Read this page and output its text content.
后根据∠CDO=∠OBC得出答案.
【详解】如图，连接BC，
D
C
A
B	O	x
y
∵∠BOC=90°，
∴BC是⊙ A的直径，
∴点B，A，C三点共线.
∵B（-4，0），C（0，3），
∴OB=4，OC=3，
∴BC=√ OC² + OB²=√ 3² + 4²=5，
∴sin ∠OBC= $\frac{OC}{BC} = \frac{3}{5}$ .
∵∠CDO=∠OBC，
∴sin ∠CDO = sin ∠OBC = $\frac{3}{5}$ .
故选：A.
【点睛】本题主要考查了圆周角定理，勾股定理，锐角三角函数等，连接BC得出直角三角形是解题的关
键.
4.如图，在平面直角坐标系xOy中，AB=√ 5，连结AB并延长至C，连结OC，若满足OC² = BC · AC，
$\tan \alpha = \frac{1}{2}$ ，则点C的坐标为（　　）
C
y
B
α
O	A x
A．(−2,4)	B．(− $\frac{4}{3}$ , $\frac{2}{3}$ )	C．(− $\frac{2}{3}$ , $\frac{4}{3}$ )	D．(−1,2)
-------
Output the records above in their entirety, exactly.

Read this page and output its text content.
后根据∠CDO=∠OBC得出答案.
【详解】如图，连接BC，
D
C
A
B	O	x
y
∵∠BOC=90°，
∴BC是⊙ A的直径，
∴点B，A，C三点共线.
∵B（-4，0），C（0，3），
∴OB=4，OC=3，
∴BC=√ OC² + OB²=√ 3² + 4²=5，
∴sin ∠OBC= $\frac{OC}{BC} = \frac{3}{5}$ .
∵∠CDO=∠OBC，
∴sin ∠CDO = sin ∠OBC = $\frac{3}{5}$ .
故选：A.
【点睛】本题主要考查了圆周角定理，勾股定理，锐角三角函数等，连接BC得出直角三角形是解题的关
键.
4.如图，在平面直角坐标系xOy中，AB=√ 5，连结AB并延长至C，连结OC，若满足OC² = BC · AC，
$\tan \alpha = \frac{1}{2}$ ，则点C的坐标为（　　）
C
y
B
α
O	A x
A．(−2,4)	B．(− $\frac{4}{3}$ , $\frac{2}{3}$ )	C．(− $\frac{2}{3}$ , $\frac{4}{3}$ )	D．(−1,2)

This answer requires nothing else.